====== DATA TO USE
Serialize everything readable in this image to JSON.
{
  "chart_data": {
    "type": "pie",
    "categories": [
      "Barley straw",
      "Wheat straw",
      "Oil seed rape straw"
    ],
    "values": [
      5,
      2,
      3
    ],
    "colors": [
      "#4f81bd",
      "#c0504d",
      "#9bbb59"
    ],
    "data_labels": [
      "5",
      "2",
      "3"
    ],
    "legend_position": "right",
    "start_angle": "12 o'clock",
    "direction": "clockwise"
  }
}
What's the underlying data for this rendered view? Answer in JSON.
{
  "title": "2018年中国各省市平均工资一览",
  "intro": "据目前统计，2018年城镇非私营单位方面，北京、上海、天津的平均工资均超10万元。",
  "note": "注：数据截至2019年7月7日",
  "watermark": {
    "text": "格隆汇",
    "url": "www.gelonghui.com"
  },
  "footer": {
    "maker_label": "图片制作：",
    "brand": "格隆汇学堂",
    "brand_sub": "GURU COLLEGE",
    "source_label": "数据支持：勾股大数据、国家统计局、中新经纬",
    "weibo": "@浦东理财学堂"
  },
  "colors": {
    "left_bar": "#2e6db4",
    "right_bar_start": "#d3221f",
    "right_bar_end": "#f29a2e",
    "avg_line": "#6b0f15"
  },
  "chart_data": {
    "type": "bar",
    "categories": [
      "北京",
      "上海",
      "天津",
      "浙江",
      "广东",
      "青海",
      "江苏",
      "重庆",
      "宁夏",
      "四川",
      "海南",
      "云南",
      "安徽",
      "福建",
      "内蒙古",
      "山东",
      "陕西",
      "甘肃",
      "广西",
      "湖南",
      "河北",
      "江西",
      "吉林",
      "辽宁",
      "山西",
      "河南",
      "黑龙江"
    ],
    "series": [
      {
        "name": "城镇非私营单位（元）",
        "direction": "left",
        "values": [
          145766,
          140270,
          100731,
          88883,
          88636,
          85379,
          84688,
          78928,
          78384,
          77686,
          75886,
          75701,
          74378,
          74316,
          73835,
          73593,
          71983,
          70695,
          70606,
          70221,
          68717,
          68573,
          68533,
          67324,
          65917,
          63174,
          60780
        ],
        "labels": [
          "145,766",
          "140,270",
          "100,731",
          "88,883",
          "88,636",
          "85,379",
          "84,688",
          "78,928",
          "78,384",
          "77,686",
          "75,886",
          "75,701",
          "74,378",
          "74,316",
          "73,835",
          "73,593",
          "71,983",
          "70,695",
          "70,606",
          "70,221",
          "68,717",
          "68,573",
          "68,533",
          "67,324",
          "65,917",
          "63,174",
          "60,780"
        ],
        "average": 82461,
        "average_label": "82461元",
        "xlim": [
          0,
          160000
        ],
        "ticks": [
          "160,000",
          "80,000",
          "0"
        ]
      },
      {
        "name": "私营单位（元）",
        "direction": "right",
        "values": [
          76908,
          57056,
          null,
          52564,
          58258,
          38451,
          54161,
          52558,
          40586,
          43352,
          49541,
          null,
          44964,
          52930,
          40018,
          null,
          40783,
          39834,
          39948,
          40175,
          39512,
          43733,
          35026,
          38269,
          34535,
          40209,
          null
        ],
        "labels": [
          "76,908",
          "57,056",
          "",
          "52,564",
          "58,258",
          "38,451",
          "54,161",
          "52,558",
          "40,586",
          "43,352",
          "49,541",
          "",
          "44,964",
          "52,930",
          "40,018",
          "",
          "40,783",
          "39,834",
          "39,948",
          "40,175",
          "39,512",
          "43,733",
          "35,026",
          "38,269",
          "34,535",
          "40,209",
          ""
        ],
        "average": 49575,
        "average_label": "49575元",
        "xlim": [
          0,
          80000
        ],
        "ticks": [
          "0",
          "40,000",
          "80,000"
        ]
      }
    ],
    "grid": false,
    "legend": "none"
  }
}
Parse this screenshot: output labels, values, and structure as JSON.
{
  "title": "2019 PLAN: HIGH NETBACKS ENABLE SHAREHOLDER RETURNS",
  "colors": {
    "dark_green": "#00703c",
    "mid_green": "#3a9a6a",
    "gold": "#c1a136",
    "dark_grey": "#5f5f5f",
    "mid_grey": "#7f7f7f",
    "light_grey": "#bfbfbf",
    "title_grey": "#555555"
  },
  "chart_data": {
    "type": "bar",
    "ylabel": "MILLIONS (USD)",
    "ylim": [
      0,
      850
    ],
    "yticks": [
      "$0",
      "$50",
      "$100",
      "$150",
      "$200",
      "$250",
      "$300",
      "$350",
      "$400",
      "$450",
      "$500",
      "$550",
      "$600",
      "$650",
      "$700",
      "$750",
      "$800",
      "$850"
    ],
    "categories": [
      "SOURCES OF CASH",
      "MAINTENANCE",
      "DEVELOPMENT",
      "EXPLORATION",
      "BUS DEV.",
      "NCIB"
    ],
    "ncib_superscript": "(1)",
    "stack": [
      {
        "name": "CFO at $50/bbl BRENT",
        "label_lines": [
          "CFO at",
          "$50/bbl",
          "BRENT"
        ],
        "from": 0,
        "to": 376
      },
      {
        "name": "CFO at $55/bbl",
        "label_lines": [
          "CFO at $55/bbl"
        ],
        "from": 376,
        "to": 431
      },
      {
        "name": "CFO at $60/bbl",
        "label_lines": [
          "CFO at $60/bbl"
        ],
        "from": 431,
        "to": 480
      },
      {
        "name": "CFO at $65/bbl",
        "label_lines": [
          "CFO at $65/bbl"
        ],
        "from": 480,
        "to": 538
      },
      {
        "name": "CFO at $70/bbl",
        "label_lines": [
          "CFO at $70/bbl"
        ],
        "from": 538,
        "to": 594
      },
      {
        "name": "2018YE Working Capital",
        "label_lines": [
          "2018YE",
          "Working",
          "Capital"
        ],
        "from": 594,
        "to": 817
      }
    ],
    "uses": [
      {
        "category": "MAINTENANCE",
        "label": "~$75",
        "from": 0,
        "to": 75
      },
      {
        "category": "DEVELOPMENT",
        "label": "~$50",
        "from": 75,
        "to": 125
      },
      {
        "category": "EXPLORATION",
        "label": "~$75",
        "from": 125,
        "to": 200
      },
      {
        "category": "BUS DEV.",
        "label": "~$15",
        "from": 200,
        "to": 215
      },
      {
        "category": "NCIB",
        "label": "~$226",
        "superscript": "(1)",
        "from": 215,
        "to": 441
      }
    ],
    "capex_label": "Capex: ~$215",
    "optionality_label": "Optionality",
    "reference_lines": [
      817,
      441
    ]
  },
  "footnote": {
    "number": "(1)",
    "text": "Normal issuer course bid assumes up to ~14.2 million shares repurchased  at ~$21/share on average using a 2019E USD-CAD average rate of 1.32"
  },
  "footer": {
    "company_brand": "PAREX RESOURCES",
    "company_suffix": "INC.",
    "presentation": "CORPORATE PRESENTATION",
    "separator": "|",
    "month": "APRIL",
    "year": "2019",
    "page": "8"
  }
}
============
* [PROBLEM TO SOLVE] Reproduce every record above exactly as it appears.

* [IN RESPONSE]
Serialize everything readable in this image to JSON.
{
  "chart_data": {
    "type": "pie",
    "categories": [
      "Barley straw",
      "Wheat straw",
      "Oil seed rape straw"
    ],
    "values": [
      5,
      2,
      3
    ],
    "colors": [
      "#4f81bd",
      "#c0504d",
      "#9bbb59"
    ],
    "data_labels": [
      "5",
      "2",
      "3"
    ],
    "legend_position": "right",
    "start_angle": "12 o'clock",
    "direction": "clockwise"
  }
}
What's the underlying data for this rendered view? Answer in JSON.
{
  "title": "2018年中国各省市平均工资一览",
  "intro": "据目前统计，2018年城镇非私营单位方面，北京、上海、天津的平均工资均超10万元。",
  "note": "注：数据截至2019年7月7日",
  "watermark": {
    "text": "格隆汇",
    "url": "www.gelonghui.com"
  },
  "footer": {
    "maker_label": "图片制作：",
    "brand": "格隆汇学堂",
    "brand_sub": "GURU COLLEGE",
    "source_label": "数据支持：勾股大数据、国家统计局、中新经纬",
    "weibo": "@浦东理财学堂"
  },
  "colors": {
    "left_bar": "#2e6db4",
    "right_bar_start": "#d3221f",
    "right_bar_end": "#f29a2e",
    "avg_line": "#6b0f15"
  },
  "chart_data": {
    "type": "bar",
    "categories": [
      "北京",
      "上海",
      "天津",
      "浙江",
      "广东",
      "青海",
      "江苏",
      "重庆",
      "宁夏",
      "四川",
      "海南",
      "云南",
      "安徽",
      "福建",
      "内蒙古",
      "山东",
      "陕西",
      "甘肃",
      "广西",
      "湖南",
      "河北",
      "江西",
      "吉林",
      "辽宁",
      "山西",
      "河南",
      "黑龙江"
    ],
    "series": [
      {
        "name": "城镇非私营单位（元）",
        "direction": "left",
        "values": [
          145766,
          140270,
          100731,
          88883,
          88636,
          85379,
          84688,
          78928,
          78384,
          77686,
          75886,
          75701,
          74378,
          74316,
          73835,
          73593,
          71983,
          70695,
          70606,
          70221,
          68717,
          68573,
          68533,
          67324,
          65917,
          63174,
          60780
        ],
        "labels": [
          "145,766",
          "140,270",
          "100,731",
          "88,883",
          "88,636",
          "85,379",
          "84,688",
          "78,928",
          "78,384",
          "77,686",
          "75,886",
          "75,701",
          "74,378",
          "74,316",
          "73,835",
          "73,593",
          "71,983",
          "70,695",
          "70,606",
          "70,221",
          "68,717",
          "68,573",
          "68,533",
          "67,324",
          "65,917",
          "63,174",
          "60,780"
        ],
        "average": 82461,
        "average_label": "82461元",
        "xlim": [
          0,
          160000
        ],
        "ticks": [
          "160,000",
          "80,000",
          "0"
        ]
      },
      {
        "name": "私营单位（元）",
        "direction": "right",
        "values": [
          76908,
          57056,
          null,
          52564,
          58258,
          38451,
          54161,
          52558,
          40586,
          43352,
          49541,
          null,
          44964,
          52930,
          40018,
          null,
          40783,
          39834,
          39948,
          40175,
          39512,
          43733,
          35026,
          38269,
          34535,
          40209,
          null
        ],
        "labels": [
          "76,908",
          "57,056",
          "",
          "52,564",
          "58,258",
          "38,451",
          "54,161",
          "52,558",
          "40,586",
          "43,352",
          "49,541",
          "",
          "44,964",
          "52,930",
          "40,018",
          "",
          "40,783",
          "39,834",
          "39,948",
          "40,175",
          "39,512",
          "43,733",
          "35,026",
          "38,269",
          "34,535",
          "40,209",
          ""
        ],
        "average": 49575,
        "average_label": "49575元",
        "xlim": [
          0,
          80000
        ],
        "ticks": [
          "0",
          "40,000",
          "80,000"
        ]
      }
    ],
    "grid": false,
    "legend": "none"
  }
}
Parse this screenshot: output labels, values, and structure as JSON.
{
  "title": "2019 PLAN: HIGH NETBACKS ENABLE SHAREHOLDER RETURNS",
  "colors": {
    "dark_green": "#00703c",
    "mid_green": "#3a9a6a",
    "gold": "#c1a136",
    "dark_grey": "#5f5f5f",
    "mid_grey": "#7f7f7f",
    "light_grey": "#bfbfbf",
    "title_grey": "#555555"
  },
  "chart_data": {
    "type": "bar",
    "ylabel": "MILLIONS (USD)",
    "ylim": [
      0,
      850
    ],
    "yticks": [
      "$0",
      "$50",
      "$100",
      "$150",
      "$200",
      "$250",
      "$300",
      "$350",
      "$400",
      "$450",
      "$500",
      "$550",
      "$600",
      "$650",
      "$700",
      "$750",
      "$800",
      "$850"
    ],
    "categories": [
      "SOURCES OF CASH",
      "MAINTENANCE",
      "DEVELOPMENT",
      "EXPLORATION",
      "BUS DEV.",
      "NCIB"
    ],
    "ncib_superscript": "(1)",
    "stack": [
      {
        "name": "CFO at $50/bbl BRENT",
        "label_lines": [
          "CFO at",
          "$50/bbl",
          "BRENT"
        ],
        "from": 0,
        "to": 376
      },
      {
        "name": "CFO at $55/bbl",
        "label_lines": [
          "CFO at $55/bbl"
        ],
        "from": 376,
        "to": 431
      },
      {
        "name": "CFO at $60/bbl",
        "label_lines": [
          "CFO at $60/bbl"
        ],
        "from": 431,
        "to": 480
      },
      {
        "name": "CFO at $65/bbl",
        "label_lines": [
          "CFO at $65/bbl"
        ],
        "from": 480,
        "to": 538
      },
      {
        "name": "CFO at $70/bbl",
        "label_lines": [
          "CFO at $70/bbl"
        ],
        "from": 538,
        "to": 594
      },
      {
        "name": "2018YE Working Capital",
        "label_lines": [
          "2018YE",
          "Working",
          "Capital"
        ],
        "from": 594,
        "to": 817
      }
    ],
    "uses": [
      {
        "category": "MAINTENANCE",
        "label": "~$75",
        "from": 0,
        "to": 75
      },
      {
        "category": "DEVELOPMENT",
        "label": "~$50",
        "from": 75,
        "to": 125
      },
      {
        "category": "EXPLORATION",
        "label": "~$75",
        "from": 125,
        "to": 200
      },
      {
        "category": "BUS DEV.",
        "label": "~$15",
        "from": 200,
        "to": 215
      },
      {
        "category": "NCIB",
        "label": "~$226",
        "superscript": "(1)",
        "from": 215,
        "to": 441
      }
    ],
    "capex_label": "Capex: ~$215",
    "optionality_label": "Optionality",
    "reference_lines": [
      817,
      441
    ]
  },
  "footnote": {
    "number": "(1)",
    "text": "Normal issuer course bid assumes up to ~14.2 million shares repurchased  at ~$21/share on average using a 2019E USD-CAD average rate of 1.32"
  },
  "footer": {
    "company_brand": "PAREX RESOURCES",
    "company_suffix": "INC.",
    "presentation": "CORPORATE PRESENTATION",
    "separator": "|",
    "month": "APRIL",
    "year": "2019",
    "page": "8"
  }
}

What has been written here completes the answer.